*WHAT THIS TASK INVOLVES*:
Give the number of lines that include the word "RAEE", and nothing else.

*DATA SHOWN*:
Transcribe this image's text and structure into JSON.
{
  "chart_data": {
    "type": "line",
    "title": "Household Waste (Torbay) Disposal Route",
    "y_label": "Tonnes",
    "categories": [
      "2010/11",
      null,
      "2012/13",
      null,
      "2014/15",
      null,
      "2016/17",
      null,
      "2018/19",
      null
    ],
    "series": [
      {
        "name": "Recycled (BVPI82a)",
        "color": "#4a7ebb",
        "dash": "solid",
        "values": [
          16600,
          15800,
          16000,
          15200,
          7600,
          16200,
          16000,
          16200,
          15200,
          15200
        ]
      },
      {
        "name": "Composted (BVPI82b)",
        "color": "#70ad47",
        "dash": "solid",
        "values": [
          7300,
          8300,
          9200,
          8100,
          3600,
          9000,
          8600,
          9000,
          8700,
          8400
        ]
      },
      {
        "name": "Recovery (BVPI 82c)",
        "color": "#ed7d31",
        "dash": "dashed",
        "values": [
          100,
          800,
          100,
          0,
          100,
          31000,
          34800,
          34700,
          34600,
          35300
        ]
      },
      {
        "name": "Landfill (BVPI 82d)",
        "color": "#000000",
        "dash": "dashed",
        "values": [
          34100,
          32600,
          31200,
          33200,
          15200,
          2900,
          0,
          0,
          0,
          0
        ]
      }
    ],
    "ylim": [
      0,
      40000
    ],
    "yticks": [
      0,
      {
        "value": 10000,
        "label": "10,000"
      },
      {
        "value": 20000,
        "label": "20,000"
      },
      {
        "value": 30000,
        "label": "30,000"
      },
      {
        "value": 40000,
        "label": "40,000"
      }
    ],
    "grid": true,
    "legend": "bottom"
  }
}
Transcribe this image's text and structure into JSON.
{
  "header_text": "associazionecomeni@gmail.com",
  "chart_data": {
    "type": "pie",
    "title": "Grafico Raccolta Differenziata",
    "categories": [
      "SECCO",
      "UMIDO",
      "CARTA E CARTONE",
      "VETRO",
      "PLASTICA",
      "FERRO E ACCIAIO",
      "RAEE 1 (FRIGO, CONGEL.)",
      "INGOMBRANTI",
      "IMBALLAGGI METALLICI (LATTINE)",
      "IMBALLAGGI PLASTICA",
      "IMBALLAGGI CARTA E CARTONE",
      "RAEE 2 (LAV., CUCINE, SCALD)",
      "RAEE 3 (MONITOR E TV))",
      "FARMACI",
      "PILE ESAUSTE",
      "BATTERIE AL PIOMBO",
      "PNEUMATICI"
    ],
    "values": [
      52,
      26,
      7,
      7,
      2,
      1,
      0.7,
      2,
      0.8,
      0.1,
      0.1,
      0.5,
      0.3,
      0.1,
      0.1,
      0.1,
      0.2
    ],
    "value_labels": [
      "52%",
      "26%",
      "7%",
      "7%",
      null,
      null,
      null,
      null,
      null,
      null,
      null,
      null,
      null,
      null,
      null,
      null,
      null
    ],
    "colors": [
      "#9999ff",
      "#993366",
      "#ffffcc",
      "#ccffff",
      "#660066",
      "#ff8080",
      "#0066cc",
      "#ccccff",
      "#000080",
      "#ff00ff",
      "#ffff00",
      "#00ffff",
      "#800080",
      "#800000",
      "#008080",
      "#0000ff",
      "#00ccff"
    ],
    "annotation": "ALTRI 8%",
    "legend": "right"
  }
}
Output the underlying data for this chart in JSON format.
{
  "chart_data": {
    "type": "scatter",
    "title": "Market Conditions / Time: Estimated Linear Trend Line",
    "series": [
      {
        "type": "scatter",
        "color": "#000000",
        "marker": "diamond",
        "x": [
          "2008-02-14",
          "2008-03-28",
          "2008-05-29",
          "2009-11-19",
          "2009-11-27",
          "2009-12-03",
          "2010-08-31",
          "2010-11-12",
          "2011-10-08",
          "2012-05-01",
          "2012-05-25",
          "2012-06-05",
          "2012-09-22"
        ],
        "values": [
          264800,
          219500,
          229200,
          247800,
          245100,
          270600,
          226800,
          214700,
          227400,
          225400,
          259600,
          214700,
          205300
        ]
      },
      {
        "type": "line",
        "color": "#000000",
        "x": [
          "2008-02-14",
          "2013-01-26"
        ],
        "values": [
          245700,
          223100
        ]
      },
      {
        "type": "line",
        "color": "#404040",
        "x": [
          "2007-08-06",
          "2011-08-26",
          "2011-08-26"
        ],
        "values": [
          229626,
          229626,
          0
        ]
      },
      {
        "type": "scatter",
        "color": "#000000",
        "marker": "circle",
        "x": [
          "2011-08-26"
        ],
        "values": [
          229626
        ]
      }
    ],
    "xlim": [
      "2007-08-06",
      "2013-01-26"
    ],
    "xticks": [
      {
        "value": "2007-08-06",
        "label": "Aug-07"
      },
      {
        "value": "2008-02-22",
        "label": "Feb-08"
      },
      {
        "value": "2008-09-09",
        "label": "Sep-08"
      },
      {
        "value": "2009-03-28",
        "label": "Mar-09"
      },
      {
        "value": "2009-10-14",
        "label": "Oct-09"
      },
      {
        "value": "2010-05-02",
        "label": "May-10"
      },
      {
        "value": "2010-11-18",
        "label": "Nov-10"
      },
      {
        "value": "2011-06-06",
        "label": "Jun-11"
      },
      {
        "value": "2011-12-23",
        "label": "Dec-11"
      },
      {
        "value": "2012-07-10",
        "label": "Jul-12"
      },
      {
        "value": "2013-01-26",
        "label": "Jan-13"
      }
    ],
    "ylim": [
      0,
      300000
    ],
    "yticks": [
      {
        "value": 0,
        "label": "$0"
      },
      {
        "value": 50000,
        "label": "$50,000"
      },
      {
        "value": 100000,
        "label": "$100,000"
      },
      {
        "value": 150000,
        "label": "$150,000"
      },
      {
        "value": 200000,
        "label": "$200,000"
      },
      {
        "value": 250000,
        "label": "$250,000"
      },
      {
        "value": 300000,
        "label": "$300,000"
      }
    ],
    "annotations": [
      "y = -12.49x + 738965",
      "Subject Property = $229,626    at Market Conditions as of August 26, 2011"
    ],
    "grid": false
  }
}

*SOLUTION TO THIS EXERCISE*:
3